TASK DETAILS: Reproduce, without any change, the part of the material that begins with the line containing "electrode-cap-alarm-icon [131, 15, 155, 39]" and ends with the line containing "video-r-button[interactable]: R [554, 12, 584, 42]", including both of those lines.

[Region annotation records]

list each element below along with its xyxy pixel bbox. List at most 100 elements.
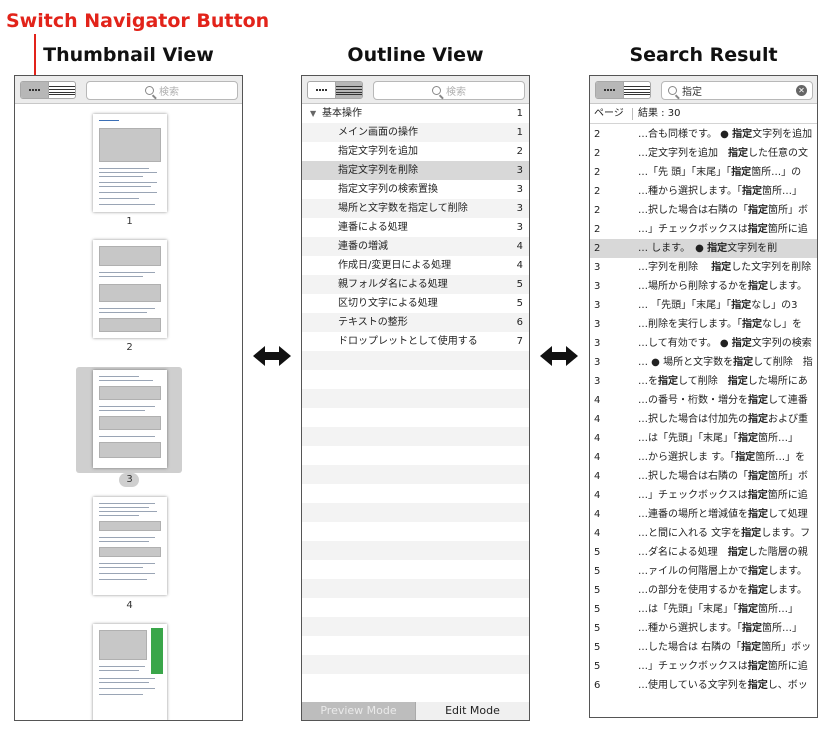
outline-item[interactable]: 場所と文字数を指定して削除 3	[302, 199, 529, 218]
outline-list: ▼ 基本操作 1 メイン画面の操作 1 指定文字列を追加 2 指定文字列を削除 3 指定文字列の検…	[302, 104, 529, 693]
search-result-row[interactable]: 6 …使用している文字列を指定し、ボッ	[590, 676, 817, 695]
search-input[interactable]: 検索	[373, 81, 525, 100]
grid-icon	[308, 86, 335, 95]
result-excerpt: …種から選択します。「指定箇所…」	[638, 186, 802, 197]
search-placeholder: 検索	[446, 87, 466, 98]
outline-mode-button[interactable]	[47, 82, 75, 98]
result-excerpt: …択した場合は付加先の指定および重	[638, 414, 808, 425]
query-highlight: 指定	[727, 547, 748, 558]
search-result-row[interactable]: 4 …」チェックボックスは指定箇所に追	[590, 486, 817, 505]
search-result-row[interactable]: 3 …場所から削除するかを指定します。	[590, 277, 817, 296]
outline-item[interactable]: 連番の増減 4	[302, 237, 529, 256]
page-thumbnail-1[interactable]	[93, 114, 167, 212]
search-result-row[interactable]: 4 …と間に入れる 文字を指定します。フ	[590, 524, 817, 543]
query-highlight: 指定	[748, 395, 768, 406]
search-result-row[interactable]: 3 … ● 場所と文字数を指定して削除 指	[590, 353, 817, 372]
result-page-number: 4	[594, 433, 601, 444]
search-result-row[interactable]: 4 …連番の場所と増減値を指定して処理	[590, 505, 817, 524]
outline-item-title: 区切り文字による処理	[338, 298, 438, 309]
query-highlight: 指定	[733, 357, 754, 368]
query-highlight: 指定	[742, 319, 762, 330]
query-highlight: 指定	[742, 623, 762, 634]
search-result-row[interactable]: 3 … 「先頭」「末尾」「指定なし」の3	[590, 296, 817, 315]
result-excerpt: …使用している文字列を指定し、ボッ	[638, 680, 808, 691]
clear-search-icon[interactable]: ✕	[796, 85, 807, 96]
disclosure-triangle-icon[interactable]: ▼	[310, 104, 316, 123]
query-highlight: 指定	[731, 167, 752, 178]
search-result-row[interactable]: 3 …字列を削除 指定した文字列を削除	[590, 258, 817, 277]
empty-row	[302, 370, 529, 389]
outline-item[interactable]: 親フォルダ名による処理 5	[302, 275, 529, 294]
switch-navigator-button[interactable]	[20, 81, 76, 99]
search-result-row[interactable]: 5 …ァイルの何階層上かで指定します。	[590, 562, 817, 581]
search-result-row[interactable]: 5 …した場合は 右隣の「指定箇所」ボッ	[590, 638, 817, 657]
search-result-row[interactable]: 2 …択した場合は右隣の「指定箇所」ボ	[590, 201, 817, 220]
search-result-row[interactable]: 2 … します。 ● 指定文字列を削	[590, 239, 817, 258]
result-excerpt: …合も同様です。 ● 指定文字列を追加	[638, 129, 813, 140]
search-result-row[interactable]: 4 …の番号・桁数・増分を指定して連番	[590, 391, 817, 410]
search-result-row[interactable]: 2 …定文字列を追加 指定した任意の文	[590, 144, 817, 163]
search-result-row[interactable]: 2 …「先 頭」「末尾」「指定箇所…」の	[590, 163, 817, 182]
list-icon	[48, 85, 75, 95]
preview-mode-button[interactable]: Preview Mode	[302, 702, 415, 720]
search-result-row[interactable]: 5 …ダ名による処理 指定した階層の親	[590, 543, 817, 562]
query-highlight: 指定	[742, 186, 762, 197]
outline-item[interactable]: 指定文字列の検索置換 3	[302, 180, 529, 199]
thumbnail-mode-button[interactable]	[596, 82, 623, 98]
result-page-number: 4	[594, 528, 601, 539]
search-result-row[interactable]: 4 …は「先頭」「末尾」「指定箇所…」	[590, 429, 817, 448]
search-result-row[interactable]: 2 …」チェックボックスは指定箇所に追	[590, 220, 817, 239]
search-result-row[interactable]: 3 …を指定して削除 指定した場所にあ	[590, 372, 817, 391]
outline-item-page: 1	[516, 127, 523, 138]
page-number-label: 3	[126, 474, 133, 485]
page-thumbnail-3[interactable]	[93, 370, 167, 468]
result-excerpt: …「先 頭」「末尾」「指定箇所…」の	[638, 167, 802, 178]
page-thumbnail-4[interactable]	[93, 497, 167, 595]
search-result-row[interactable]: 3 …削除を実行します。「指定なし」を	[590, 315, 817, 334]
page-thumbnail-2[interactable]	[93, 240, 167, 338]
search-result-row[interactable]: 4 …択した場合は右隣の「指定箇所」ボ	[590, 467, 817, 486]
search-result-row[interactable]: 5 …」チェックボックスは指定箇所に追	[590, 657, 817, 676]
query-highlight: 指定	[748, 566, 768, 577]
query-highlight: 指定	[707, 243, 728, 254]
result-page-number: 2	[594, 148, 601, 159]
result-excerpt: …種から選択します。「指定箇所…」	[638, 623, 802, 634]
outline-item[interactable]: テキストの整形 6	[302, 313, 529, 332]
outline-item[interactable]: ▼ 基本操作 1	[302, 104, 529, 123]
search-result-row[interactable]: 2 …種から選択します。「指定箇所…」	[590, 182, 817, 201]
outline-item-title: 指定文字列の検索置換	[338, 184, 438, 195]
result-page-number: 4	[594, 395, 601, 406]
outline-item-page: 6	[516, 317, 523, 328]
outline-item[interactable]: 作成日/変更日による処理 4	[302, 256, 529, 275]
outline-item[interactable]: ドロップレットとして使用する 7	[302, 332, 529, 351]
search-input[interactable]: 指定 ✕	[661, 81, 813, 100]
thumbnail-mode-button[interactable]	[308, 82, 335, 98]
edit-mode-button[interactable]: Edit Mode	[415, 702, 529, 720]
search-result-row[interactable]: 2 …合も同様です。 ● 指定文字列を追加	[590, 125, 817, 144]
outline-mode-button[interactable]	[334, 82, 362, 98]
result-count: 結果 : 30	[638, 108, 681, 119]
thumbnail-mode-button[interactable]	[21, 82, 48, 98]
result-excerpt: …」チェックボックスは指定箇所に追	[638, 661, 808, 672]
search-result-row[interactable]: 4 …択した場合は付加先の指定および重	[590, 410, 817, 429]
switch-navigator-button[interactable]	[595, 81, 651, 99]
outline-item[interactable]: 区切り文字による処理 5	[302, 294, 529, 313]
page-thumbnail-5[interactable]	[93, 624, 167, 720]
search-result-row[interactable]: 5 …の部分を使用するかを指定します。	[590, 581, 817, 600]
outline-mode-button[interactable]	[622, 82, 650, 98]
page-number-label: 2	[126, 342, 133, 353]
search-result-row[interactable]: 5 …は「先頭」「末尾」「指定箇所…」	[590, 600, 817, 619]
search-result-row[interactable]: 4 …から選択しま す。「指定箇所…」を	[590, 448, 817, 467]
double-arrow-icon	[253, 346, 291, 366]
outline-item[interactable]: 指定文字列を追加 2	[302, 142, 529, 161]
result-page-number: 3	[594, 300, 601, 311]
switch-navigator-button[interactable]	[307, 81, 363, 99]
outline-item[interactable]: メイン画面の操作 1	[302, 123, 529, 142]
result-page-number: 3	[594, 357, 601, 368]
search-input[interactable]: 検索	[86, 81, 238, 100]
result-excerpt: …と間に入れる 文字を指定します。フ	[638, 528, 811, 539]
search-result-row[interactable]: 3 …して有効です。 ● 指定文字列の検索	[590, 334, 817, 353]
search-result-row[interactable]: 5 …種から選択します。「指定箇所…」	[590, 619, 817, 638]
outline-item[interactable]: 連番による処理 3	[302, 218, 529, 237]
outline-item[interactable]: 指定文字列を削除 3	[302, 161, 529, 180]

---

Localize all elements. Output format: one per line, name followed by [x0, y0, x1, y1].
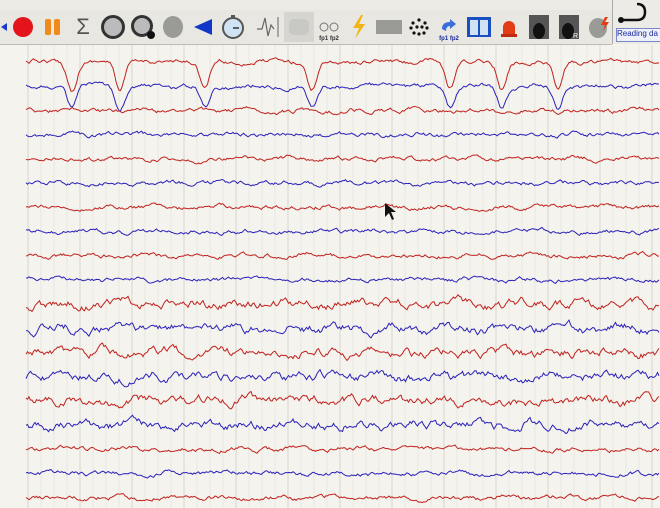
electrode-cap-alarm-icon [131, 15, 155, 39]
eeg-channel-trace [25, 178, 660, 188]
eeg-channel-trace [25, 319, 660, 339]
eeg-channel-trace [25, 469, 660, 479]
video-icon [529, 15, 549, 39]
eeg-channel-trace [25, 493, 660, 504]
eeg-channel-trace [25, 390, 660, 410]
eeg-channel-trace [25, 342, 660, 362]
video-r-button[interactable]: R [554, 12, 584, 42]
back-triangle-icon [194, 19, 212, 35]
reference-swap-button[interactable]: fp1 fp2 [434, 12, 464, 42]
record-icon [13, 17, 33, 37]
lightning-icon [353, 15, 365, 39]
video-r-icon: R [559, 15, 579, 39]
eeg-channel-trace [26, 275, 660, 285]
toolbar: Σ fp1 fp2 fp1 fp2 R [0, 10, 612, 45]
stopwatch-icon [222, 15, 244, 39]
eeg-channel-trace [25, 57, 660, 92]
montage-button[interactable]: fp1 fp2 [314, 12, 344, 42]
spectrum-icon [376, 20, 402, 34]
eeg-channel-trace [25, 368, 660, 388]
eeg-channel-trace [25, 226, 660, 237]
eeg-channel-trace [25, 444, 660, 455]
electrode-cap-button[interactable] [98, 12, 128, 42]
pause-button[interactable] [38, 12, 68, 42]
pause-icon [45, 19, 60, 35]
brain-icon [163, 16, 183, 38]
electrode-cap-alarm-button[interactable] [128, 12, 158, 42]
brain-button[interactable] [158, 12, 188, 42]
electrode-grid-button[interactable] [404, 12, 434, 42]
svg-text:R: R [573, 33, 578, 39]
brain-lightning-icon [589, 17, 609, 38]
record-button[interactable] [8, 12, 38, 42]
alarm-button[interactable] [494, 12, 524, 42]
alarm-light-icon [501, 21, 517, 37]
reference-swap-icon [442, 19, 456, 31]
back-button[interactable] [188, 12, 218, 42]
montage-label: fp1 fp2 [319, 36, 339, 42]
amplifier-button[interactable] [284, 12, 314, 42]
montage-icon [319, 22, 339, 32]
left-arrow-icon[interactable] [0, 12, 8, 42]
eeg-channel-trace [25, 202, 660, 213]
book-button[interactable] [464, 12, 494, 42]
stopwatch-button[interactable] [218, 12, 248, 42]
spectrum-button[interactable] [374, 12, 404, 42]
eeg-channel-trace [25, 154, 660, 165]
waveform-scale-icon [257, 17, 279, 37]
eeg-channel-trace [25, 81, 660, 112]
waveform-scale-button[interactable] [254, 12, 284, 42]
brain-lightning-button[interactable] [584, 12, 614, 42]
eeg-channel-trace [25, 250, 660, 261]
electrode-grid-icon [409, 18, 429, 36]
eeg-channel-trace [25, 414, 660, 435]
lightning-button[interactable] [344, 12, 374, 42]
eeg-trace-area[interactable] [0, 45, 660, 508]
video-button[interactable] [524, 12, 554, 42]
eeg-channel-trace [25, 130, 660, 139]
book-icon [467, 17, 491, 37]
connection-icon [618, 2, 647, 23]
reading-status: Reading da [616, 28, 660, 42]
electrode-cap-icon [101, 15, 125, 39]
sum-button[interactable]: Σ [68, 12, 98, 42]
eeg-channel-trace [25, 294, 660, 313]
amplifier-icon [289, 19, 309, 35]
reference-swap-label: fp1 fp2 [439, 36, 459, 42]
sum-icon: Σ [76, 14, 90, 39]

ANSWER:
electrode-cap-alarm-icon [131, 15, 155, 39]
eeg-channel-trace [25, 178, 660, 188]
eeg-channel-trace [25, 319, 660, 339]
eeg-channel-trace [25, 469, 660, 479]
video-icon [529, 15, 549, 39]
eeg-channel-trace [25, 493, 660, 504]
eeg-channel-trace [25, 390, 660, 410]
eeg-channel-trace [25, 342, 660, 362]
video-r-button[interactable]: R [554, 12, 584, 42]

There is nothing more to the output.